**UJI PEMAHAMAN**:
1. Jawablah berdasarkan teks tentang pernikahan dalam Islam:
(a) Apa arti nikah atau kawin secara bahasa?
(b) Di surah dan ayat mana Allah memerintahkan pernikahan?
(c) Apa hukum awal pernikahan yang disepakati para ulama?
2. Ketik ulang bagian teks tentang pernikahan dalam Islam mulai dari "Ada beberapa tujuan" sampai dengan "dan pandangan pasangannya.", termasuk kata-kata terakhir itu.

**TEKS SUMBER**:
Pernikahan Dalam Islam
Azzamki Radian (Mahasiswa Jurusan Pengembangan Masyarakat Islam IAIN Salatiga)
Di dalam agama Islam sebuah pernikahan merupakan suatu amal yang sangat dianjurkan. Karena merlihat dari sisi biologi sendiri, manusia memang sangat membutuhkan pernikahan sebagi pemenuhan kebutuhan biologis setiap manusia. Selain itu pernikahan juga dibutuhkan untuk membangun sebuah keluarga dan membuat keturunan. Bahkan menurut salah seorang tokoh filusuf Jerman yang menggagas sebuah teori psikolanalisa, yaitu Sigmund Freud mengatakan bahwa ketika manusia memiliki psikis yang normal, maka kebutuhan utama dalam hidupnya adalah hubungan seks. Tidak salah jika agama Islam sangat menganjurkan umatnya untuk melakukan sebuah pernikahan.
Nikah atau kawin secara bahasa memiliki arti bersetubuh atau melakukan hubungan seks. Sedangkan ulama fikih mendefinisikan nikah di dalam kitab ala madzahibul arba’ah adalah suatu akan yang memperbolehkan wathi’ (bersetubuh) dengan menggunakan lafadz nikah, azwaj, atau yang satu makna dengan kata tersebut. Beberapa orang berpendapat bahwa nikah dan kawin adalah perkara yang sama. Tetapi beberapa yang lain berpendapat berbeda. Perbedaan itu terletak pada suatu hubungan keluarga yang tercipta, jika kawin itu suatu hubungan seks yang tidak dapat dipastikan sudah melalui pernikahan, maka hewan pun bisa dikategorikan sebagai makhluk yang melakukan perkawinan di dalam hidupnya. Tetapi nikah itu berbeda, nikah merupakan suatu hubungan yang memperbolehkan melakukan seks dan membentuk sebuah kesepakatan, tanggungjawab, dan keluarga. Maka dari sini hewan tidak bisa dikatakan sebagai makhluk yang melakukan pernikahan.
Ada beberapa tujuan dalam pernikahan yang sudah seharusnya dicapai oleh seorang yang melakukan pernikahan. Tujuan tersebut adalah sebagai berikut:
- Melaksanakan anjuran Nabi Muhammad SAW
- Membantu Nabi dalam memperbanyak umat, dengan cara memperbanyak keturunan
- Menjaga kemaluan dan kemaluan pasangannya, menundukkan pandangan dan pandangan pasangannya.
Pernikahan sudah diperintahkan Allah pada Q.S An-Nur ayat 32 dan hadits Nabi. Tetapi dalam menentukan hukum awal pernikahan para ulama sepakat bahwa hukum pernikahan adalah sunnah muakkad (sunnah yang sangat dianjurkan untuk dilakukan). Tetapi hukum pernikahan bisa berubah sesuai dengan sebab-sebab yang melatarbelakanginya, adalah sebagai berikut:
- Wajib, bagi orang yang telah mampu yang akan menambah takwa, nafsunya telah mendesak dan takut terjerumus ke dalam perzinaan, maka ia wajib menikah. Karena menjauhkan diri dari perbuatan haram adalah wajib
- Sunnah, bagi orang yang nafsunya telah mendesak dan mampu menikah, tetapi masih dapat menahan dirinya dari perbuatan zina, maka sunnah baginya menikah. Nikah baginya lebih utama daripada berteku diri beribadah.

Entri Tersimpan
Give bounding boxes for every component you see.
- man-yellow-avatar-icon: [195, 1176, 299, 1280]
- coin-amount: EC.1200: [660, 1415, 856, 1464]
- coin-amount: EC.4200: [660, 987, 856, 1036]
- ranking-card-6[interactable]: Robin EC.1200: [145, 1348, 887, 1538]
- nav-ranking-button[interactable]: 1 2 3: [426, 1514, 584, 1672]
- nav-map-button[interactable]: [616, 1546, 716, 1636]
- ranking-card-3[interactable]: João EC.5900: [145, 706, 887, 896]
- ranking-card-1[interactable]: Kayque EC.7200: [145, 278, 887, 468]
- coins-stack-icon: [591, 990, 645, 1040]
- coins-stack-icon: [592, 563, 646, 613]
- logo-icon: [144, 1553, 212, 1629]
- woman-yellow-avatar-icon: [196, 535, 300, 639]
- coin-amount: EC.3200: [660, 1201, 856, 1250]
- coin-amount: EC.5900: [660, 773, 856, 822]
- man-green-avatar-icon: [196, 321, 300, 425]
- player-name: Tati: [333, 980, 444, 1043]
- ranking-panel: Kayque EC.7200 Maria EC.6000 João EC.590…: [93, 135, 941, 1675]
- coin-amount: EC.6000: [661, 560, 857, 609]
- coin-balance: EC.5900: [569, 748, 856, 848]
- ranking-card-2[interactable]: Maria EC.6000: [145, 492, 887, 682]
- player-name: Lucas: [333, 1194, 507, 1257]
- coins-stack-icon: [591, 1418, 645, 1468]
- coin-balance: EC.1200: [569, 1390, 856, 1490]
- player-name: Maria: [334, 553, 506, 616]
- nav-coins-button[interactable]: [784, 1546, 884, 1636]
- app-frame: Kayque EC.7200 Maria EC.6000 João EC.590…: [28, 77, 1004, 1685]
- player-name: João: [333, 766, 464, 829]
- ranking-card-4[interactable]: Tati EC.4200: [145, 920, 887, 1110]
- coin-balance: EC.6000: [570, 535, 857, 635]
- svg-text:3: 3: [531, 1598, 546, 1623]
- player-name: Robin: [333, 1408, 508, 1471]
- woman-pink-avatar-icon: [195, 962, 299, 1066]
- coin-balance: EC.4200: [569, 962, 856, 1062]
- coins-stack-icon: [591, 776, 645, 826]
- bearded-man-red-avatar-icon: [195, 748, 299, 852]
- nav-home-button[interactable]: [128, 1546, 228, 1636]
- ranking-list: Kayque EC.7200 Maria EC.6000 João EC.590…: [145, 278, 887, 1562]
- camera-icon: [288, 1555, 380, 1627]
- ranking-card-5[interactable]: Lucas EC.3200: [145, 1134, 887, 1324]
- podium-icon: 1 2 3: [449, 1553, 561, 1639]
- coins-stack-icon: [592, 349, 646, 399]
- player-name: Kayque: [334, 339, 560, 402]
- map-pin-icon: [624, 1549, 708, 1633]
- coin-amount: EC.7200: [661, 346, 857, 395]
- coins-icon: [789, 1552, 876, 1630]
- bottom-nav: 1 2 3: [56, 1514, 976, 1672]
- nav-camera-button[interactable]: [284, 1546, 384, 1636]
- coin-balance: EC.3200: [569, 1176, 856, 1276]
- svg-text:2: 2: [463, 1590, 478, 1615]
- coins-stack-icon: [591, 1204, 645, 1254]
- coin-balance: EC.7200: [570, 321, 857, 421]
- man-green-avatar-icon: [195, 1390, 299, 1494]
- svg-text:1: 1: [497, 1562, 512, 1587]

**KUNCI JAWABAN**:
1.
(a) Bersetubuh atau melakukan hubungan seks.
(b) Q.S An-Nur ayat 32.
(c) Sunnah muakkad, yaitu sunnah yang sangat dianjurkan untuk dilakukan.

2.
Ada beberapa tujuan dalam pernikahan yang sudah seharusnya dicapai oleh seorang yang melakukan pernikahan. Tujuan tersebut adalah sebagai berikut:
- Melaksanakan anjuran Nabi Muhammad SAW
- Membantu Nabi dalam memperbanyak umat, dengan cara memperbanyak keturunan
- Menjaga kemaluan dan kemaluan pasangannya, menundukkan pandangan dan pandangan pasangannya.